--- START OF Data rows ---

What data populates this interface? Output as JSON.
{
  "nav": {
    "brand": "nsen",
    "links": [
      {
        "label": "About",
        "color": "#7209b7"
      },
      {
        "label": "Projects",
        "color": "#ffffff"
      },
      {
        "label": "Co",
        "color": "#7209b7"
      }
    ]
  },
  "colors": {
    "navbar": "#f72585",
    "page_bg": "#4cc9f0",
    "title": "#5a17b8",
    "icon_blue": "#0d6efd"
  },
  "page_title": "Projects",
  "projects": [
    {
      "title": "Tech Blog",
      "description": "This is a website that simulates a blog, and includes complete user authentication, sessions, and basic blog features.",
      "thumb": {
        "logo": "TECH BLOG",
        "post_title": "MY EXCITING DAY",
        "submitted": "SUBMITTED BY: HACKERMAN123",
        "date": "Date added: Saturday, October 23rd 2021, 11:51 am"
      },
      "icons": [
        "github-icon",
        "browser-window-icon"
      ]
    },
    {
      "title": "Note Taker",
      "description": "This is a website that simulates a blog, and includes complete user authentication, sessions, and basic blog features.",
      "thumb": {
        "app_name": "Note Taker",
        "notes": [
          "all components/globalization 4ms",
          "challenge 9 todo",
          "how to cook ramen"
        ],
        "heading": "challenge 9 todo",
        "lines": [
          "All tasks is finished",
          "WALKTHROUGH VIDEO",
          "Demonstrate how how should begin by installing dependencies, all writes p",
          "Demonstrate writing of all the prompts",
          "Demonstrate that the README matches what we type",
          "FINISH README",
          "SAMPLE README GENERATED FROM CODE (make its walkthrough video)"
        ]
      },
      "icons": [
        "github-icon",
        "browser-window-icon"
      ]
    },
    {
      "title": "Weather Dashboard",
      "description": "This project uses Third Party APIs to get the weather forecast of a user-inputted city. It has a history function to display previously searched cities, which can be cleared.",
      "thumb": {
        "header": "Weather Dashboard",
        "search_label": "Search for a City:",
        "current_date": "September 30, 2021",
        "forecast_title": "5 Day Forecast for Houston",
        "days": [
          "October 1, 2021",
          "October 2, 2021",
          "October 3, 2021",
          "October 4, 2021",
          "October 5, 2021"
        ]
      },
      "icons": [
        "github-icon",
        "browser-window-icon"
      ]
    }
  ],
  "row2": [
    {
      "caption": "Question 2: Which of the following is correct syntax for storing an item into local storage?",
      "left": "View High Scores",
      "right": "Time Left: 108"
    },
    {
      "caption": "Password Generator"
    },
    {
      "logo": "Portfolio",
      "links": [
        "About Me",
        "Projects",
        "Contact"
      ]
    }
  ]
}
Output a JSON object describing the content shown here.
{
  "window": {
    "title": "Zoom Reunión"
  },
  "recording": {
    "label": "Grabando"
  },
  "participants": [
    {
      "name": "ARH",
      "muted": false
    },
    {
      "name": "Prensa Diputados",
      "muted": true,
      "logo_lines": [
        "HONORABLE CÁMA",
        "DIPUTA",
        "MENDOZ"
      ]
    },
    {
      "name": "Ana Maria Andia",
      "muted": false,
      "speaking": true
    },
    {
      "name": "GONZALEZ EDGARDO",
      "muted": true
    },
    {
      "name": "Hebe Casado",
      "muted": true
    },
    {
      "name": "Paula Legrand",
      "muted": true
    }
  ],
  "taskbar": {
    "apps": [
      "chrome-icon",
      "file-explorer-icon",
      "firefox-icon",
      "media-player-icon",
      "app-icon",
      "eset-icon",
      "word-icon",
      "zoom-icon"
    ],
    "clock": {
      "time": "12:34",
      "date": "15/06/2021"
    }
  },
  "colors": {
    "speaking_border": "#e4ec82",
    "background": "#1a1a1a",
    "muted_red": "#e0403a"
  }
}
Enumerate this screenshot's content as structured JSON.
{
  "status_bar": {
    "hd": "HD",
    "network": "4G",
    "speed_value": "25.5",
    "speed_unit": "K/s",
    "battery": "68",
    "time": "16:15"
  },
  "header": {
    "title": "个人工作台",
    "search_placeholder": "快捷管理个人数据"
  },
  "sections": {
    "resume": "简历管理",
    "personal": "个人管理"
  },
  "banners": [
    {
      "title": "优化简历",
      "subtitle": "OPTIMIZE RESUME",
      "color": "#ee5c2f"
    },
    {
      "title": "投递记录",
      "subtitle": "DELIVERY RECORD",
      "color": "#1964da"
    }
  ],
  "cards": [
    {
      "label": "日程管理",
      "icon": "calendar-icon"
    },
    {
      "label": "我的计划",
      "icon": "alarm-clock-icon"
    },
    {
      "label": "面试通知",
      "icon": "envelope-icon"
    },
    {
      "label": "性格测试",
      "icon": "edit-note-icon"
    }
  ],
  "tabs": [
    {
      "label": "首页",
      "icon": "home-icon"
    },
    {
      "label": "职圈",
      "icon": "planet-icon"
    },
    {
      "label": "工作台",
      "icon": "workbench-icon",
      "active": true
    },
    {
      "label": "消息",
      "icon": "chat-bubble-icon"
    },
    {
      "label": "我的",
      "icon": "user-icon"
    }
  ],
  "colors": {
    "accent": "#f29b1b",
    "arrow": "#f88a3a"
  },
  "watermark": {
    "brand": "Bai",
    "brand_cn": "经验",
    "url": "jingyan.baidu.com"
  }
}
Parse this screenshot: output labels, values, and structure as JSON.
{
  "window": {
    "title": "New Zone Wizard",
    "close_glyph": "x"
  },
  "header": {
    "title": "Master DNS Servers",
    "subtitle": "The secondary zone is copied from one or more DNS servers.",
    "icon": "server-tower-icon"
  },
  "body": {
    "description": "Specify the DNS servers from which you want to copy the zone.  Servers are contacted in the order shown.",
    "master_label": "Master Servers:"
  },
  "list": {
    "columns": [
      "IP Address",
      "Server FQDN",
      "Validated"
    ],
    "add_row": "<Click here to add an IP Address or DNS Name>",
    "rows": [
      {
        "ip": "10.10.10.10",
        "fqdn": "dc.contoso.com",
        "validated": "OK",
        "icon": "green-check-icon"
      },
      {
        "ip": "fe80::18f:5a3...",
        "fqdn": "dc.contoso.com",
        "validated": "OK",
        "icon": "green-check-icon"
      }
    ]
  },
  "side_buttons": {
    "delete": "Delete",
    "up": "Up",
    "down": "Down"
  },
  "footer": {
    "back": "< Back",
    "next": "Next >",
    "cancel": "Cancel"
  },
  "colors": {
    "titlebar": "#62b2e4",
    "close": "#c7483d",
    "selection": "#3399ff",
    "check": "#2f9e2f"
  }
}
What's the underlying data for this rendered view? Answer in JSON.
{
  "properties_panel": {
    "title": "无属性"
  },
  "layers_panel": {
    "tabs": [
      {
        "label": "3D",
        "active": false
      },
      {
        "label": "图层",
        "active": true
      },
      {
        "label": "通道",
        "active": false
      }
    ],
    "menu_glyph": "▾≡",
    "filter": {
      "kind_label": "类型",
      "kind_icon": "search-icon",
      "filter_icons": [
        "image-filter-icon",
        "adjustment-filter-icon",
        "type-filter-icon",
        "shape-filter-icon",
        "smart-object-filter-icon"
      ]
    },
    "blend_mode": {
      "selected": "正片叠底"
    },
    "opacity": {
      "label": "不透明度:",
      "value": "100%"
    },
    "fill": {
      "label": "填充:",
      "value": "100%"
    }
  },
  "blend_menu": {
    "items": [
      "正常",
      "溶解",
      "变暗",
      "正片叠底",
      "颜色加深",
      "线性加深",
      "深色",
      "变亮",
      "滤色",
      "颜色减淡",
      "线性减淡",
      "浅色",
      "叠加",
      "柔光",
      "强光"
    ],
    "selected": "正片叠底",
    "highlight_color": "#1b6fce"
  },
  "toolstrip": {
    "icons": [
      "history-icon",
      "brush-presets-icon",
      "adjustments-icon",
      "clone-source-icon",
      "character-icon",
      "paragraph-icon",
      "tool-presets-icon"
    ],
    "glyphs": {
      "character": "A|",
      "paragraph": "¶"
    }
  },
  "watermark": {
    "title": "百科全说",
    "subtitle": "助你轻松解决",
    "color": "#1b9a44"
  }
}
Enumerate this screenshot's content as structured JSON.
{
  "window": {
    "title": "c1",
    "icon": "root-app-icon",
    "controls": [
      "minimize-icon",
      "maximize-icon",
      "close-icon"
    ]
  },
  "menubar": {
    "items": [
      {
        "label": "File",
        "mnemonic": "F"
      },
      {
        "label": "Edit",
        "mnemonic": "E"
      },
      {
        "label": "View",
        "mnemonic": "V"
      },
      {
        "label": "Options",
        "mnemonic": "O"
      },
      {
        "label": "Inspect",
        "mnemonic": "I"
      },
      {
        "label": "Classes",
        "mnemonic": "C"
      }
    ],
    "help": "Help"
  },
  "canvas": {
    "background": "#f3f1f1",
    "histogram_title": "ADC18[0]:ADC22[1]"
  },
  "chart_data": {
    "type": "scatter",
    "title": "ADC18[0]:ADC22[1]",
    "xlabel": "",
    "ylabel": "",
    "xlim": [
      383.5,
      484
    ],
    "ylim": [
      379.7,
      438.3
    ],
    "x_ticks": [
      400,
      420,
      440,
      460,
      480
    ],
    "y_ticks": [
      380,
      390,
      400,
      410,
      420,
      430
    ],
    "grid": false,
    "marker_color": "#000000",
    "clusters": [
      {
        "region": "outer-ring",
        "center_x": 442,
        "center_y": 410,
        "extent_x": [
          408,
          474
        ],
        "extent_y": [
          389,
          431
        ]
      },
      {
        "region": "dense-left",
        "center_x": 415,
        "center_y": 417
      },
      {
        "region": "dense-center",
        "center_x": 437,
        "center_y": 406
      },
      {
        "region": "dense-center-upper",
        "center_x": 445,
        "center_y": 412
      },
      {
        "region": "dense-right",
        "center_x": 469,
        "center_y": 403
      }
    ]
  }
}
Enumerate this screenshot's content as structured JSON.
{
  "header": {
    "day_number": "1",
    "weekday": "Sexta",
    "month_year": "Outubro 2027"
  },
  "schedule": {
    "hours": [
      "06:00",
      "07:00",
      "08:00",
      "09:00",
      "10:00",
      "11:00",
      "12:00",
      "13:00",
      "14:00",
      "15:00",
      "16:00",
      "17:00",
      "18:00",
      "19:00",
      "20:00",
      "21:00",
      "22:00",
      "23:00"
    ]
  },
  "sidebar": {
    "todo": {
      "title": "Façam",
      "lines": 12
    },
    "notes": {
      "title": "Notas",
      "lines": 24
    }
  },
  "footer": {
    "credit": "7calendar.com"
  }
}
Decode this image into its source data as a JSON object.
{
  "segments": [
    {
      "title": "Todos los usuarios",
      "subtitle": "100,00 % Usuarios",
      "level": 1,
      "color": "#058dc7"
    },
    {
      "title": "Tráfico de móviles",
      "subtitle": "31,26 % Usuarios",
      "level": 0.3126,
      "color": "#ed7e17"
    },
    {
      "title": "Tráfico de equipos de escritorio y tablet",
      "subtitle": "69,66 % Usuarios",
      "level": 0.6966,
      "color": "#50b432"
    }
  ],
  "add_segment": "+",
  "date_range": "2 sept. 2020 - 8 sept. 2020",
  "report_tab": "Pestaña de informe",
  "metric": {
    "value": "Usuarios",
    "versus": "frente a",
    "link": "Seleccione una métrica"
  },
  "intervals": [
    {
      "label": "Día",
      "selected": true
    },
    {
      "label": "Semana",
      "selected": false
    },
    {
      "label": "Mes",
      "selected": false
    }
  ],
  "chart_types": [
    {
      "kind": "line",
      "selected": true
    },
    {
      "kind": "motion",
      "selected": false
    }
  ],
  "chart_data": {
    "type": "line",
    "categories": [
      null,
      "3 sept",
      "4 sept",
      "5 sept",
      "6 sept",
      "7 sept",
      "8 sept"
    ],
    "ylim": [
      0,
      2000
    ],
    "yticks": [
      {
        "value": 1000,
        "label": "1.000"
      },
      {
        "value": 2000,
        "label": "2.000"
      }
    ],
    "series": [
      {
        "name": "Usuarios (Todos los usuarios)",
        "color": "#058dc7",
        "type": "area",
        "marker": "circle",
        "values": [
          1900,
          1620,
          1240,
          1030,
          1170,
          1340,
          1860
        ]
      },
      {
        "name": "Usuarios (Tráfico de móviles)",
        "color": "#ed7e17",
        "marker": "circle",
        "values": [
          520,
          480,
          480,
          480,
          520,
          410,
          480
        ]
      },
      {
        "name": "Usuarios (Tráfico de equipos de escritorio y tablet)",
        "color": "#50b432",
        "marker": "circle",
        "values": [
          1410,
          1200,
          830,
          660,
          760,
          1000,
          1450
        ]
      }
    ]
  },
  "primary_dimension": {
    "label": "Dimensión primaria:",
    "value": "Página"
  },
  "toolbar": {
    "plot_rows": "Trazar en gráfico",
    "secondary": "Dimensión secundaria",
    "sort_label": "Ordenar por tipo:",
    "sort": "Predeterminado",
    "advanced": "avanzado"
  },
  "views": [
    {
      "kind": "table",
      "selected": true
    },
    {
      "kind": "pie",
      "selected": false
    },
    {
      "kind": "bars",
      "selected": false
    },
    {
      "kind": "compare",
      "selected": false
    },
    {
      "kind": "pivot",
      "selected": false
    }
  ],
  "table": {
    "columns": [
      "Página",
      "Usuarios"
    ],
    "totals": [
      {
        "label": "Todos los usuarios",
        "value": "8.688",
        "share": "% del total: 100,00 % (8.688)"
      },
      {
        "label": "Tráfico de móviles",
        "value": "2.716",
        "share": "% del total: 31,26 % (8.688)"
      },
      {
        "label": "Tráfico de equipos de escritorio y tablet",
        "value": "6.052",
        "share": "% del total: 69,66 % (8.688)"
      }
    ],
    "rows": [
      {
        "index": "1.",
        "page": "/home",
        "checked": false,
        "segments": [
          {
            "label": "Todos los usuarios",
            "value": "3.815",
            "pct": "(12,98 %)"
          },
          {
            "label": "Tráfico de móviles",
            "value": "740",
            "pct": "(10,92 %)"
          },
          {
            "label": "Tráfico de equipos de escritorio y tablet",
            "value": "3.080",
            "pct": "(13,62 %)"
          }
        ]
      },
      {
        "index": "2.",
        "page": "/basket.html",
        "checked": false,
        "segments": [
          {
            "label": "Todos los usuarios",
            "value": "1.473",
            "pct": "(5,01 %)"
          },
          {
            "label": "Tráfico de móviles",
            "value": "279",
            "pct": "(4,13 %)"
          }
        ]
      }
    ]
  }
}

--- END OF Data rows ---

Pull out and copy each line containing the string "right".

      "right": "Time Left: 108"
        "region": "dense-right",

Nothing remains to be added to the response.